**Task objective**
Copy the records below exactly as they are written.

**Records for processing**
┌──

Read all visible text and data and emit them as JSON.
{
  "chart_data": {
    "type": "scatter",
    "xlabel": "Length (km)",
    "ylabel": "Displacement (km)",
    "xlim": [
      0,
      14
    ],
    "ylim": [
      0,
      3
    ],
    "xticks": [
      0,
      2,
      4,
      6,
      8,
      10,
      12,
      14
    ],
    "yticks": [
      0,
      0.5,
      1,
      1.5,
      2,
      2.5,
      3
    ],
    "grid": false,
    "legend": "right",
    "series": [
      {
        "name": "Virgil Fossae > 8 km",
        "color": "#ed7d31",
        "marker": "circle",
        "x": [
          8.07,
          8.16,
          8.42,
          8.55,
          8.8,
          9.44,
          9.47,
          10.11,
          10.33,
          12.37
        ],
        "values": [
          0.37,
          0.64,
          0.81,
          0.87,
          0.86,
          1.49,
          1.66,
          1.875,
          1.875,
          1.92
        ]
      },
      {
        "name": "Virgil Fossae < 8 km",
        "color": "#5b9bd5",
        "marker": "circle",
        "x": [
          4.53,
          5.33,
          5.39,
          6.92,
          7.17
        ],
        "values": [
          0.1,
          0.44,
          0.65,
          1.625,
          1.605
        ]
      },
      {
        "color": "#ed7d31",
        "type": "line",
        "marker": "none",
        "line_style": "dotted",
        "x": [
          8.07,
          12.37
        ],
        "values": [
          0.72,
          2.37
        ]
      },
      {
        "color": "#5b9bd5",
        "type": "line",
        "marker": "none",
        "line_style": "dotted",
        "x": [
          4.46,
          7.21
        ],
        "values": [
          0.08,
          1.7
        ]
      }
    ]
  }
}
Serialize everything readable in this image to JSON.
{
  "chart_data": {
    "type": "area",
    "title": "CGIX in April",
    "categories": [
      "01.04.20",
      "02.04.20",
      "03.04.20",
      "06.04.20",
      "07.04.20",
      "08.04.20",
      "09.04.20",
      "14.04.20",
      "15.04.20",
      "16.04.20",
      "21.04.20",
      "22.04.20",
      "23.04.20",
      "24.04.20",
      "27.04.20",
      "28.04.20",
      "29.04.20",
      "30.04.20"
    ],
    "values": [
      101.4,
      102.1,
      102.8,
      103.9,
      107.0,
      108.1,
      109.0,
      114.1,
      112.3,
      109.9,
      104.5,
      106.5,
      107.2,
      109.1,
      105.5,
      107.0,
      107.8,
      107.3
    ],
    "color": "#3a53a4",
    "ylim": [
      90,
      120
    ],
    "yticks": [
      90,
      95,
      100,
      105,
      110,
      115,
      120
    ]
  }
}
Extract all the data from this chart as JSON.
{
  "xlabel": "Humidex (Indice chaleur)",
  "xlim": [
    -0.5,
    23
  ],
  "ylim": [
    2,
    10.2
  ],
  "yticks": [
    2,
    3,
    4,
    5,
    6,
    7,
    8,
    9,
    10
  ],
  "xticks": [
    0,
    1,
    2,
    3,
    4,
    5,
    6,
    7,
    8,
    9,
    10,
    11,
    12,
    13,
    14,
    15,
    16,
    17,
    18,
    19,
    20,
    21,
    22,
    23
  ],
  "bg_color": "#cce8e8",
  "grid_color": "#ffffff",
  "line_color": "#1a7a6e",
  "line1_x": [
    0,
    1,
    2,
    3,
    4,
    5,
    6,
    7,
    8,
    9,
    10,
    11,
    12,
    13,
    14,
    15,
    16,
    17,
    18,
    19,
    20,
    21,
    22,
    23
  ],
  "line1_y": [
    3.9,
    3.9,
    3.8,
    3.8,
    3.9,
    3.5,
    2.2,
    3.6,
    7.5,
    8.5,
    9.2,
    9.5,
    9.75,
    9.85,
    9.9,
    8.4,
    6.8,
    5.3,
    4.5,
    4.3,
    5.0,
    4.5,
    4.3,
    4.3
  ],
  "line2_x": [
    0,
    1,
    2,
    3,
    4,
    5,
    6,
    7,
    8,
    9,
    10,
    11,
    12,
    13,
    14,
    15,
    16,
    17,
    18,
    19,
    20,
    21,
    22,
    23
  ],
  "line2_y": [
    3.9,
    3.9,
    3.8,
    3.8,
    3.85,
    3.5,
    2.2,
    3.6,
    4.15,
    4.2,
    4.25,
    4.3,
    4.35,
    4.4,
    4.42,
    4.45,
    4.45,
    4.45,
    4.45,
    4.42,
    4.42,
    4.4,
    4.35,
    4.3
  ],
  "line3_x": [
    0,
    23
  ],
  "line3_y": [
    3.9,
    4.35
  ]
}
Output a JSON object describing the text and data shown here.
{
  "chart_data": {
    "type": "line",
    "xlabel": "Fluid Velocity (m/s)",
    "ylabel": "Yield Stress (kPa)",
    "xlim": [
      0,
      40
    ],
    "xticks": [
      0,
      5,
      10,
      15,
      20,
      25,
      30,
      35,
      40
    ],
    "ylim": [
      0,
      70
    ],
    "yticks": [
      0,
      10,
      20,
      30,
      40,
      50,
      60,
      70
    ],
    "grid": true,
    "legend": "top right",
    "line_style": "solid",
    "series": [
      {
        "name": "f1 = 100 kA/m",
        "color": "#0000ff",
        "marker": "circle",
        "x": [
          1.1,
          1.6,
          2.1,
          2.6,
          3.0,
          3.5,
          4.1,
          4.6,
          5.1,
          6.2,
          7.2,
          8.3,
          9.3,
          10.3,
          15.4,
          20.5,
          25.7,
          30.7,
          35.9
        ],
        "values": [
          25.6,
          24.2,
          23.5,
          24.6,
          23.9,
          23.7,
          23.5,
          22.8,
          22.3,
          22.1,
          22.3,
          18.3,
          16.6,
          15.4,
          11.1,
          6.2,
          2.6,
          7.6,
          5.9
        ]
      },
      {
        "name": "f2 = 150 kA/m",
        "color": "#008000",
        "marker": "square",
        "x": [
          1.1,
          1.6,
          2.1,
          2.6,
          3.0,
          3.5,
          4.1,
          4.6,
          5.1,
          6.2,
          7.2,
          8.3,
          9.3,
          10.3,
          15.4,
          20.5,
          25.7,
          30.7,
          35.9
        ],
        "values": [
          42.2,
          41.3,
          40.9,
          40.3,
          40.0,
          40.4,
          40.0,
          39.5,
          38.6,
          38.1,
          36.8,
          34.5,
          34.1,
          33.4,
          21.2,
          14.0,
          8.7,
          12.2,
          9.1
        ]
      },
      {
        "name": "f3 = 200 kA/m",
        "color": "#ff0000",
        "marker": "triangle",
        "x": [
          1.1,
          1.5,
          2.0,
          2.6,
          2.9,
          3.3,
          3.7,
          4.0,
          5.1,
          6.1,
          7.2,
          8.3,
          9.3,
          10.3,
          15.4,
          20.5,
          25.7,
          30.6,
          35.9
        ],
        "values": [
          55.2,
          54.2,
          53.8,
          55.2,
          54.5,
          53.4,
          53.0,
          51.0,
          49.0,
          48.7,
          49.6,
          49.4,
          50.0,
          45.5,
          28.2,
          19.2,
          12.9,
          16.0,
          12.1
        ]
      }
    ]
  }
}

└──

**Correct response**
Read all visible text and data and emit them as JSON.
{
  "chart_data": {
    "type": "scatter",
    "xlabel": "Length (km)",
    "ylabel": "Displacement (km)",
    "xlim": [
      0,
      14
    ],
    "ylim": [
      0,
      3
    ],
    "xticks": [
      0,
      2,
      4,
      6,
      8,
      10,
      12,
      14
    ],
    "yticks": [
      0,
      0.5,
      1,
      1.5,
      2,
      2.5,
      3
    ],
    "grid": false,
    "legend": "right",
    "series": [
      {
        "name": "Virgil Fossae > 8 km",
        "color": "#ed7d31",
        "marker": "circle",
        "x": [
          8.07,
          8.16,
          8.42,
          8.55,
          8.8,
          9.44,
          9.47,
          10.11,
          10.33,
          12.37
        ],
        "values": [
          0.37,
          0.64,
          0.81,
          0.87,
          0.86,
          1.49,
          1.66,
          1.875,
          1.875,
          1.92
        ]
      },
      {
        "name": "Virgil Fossae < 8 km",
        "color": "#5b9bd5",
        "marker": "circle",
        "x": [
          4.53,
          5.33,
          5.39,
          6.92,
          7.17
        ],
        "values": [
          0.1,
          0.44,
          0.65,
          1.625,
          1.605
        ]
      },
      {
        "color": "#ed7d31",
        "type": "line",
        "marker": "none",
        "line_style": "dotted",
        "x": [
          8.07,
          12.37
        ],
        "values": [
          0.72,
          2.37
        ]
      },
      {
        "color": "#5b9bd5",
        "type": "line",
        "marker": "none",
        "line_style": "dotted",
        "x": [
          4.46,
          7.21
        ],
        "values": [
          0.08,
          1.7
        ]
      }
    ]
  }
}
Serialize everything readable in this image to JSON.
{
  "chart_data": {
    "type": "area",
    "title": "CGIX in April",
    "categories": [
      "01.04.20",
      "02.04.20",
      "03.04.20",
      "06.04.20",
      "07.04.20",
      "08.04.20",
      "09.04.20",
      "14.04.20",
      "15.04.20",
      "16.04.20",
      "21.04.20",
      "22.04.20",
      "23.04.20",
      "24.04.20",
      "27.04.20",
      "28.04.20",
      "29.04.20",
      "30.04.20"
    ],
    "values": [
      101.4,
      102.1,
      102.8,
      103.9,
      107.0,
      108.1,
      109.0,
      114.1,
      112.3,
      109.9,
      104.5,
      106.5,
      107.2,
      109.1,
      105.5,
      107.0,
      107.8,
      107.3
    ],
    "color": "#3a53a4",
    "ylim": [
      90,
      120
    ],
    "yticks": [
      90,
      95,
      100,
      105,
      110,
      115,
      120
    ]
  }
}
Extract all the data from this chart as JSON.
{
  "xlabel": "Humidex (Indice chaleur)",
  "xlim": [
    -0.5,
    23
  ],
  "ylim": [
    2,
    10.2
  ],
  "yticks": [
    2,
    3,
    4,
    5,
    6,
    7,
    8,
    9,
    10
  ],
  "xticks": [
    0,
    1,
    2,
    3,
    4,
    5,
    6,
    7,
    8,
    9,
    10,
    11,
    12,
    13,
    14,
    15,
    16,
    17,
    18,
    19,
    20,
    21,
    22,
    23
  ],
  "bg_color": "#cce8e8",
  "grid_color": "#ffffff",
  "line_color": "#1a7a6e",
  "line1_x": [
    0,
    1,
    2,
    3,
    4,
    5,
    6,
    7,
    8,
    9,
    10,
    11,
    12,
    13,
    14,
    15,
    16,
    17,
    18,
    19,
    20,
    21,
    22,
    23
  ],
  "line1_y": [
    3.9,
    3.9,
    3.8,
    3.8,
    3.9,
    3.5,
    2.2,
    3.6,
    7.5,
    8.5,
    9.2,
    9.5,
    9.75,
    9.85,
    9.9,
    8.4,
    6.8,
    5.3,
    4.5,
    4.3,
    5.0,
    4.5,
    4.3,
    4.3
  ],
  "line2_x": [
    0,
    1,
    2,
    3,
    4,
    5,
    6,
    7,
    8,
    9,
    10,
    11,
    12,
    13,
    14,
    15,
    16,
    17,
    18,
    19,
    20,
    21,
    22,
    23
  ],
  "line2_y": [
    3.9,
    3.9,
    3.8,
    3.8,
    3.85,
    3.5,
    2.2,
    3.6,
    4.15,
    4.2,
    4.25,
    4.3,
    4.35,
    4.4,
    4.42,
    4.45,
    4.45,
    4.45,
    4.45,
    4.42,
    4.42,
    4.4,
    4.35,
    4.3
  ],
  "line3_x": [
    0,
    23
  ],
  "line3_y": [
    3.9,
    4.35
  ]
}
Output a JSON object describing the text and data shown here.
{
  "chart_data": {
    "type": "line",
    "xlabel": "Fluid Velocity (m/s)",
    "ylabel": "Yield Stress (kPa)",
    "xlim": [
      0,
      40
    ],
    "xticks": [
      0,
      5,
      10,
      15,
      20,
      25,
      30,
      35,
      40
    ],
    "ylim": [
      0,
      70
    ],
    "yticks": [
      0,
      10,
      20,
      30,
      40,
      50,
      60,
      70
    ],
    "grid": true,
    "legend": "top right",
    "line_style": "solid",
    "series": [
      {
        "name": "f1 = 100 kA/m",
        "color": "#0000ff",
        "marker": "circle",
        "x": [
          1.1,
          1.6,
          2.1,
          2.6,
          3.0,
          3.5,
          4.1,
          4.6,
          5.1,
          6.2,
          7.2,
          8.3,
          9.3,
          10.3,
          15.4,
          20.5,
          25.7,
          30.7,
          35.9
        ],
        "values": [
          25.6,
          24.2,
          23.5,
          24.6,
          23.9,
          23.7,
          23.5,
          22.8,
          22.3,
          22.1,
          22.3,
          18.3,
          16.6,
          15.4,
          11.1,
          6.2,
          2.6,
          7.6,
          5.9
        ]
      },
      {
        "name": "f2 = 150 kA/m",
        "color": "#008000",
        "marker": "square",
        "x": [
          1.1,
          1.6,
          2.1,
          2.6,
          3.0,
          3.5,
          4.1,
          4.6,
          5.1,
          6.2,
          7.2,
          8.3,
          9.3,
          10.3,
          15.4,
          20.5,
          25.7,
          30.7,
          35.9
        ],
        "values": [
          42.2,
          41.3,
          40.9,
          40.3,
          40.0,
          40.4,
          40.0,
          39.5,
          38.6,
          38.1,
          36.8,
          34.5,
          34.1,
          33.4,
          21.2,
          14.0,
          8.7,
          12.2,
          9.1
        ]
      },
      {
        "name": "f3 = 200 kA/m",
        "color": "#ff0000",
        "marker": "triangle",
        "x": [
          1.1,
          1.5,
          2.0,
          2.6,
          2.9,
          3.3,
          3.7,
          4.0,
          5.1,
          6.1,
          7.2,
          8.3,
          9.3,
          10.3,
          15.4,
          20.5,
          25.7,
          30.6,
          35.9
        ],
        "values": [
          55.2,
          54.2,
          53.8,
          55.2,
          54.5,
          53.4,
          53.0,
          51.0,
          49.0,
          48.7,
          49.6,
          49.4,
          50.0,
          45.5,
          28.2,
          19.2,
          12.9,
          16.0,
          12.1
        ]
      }
    ]
  }
}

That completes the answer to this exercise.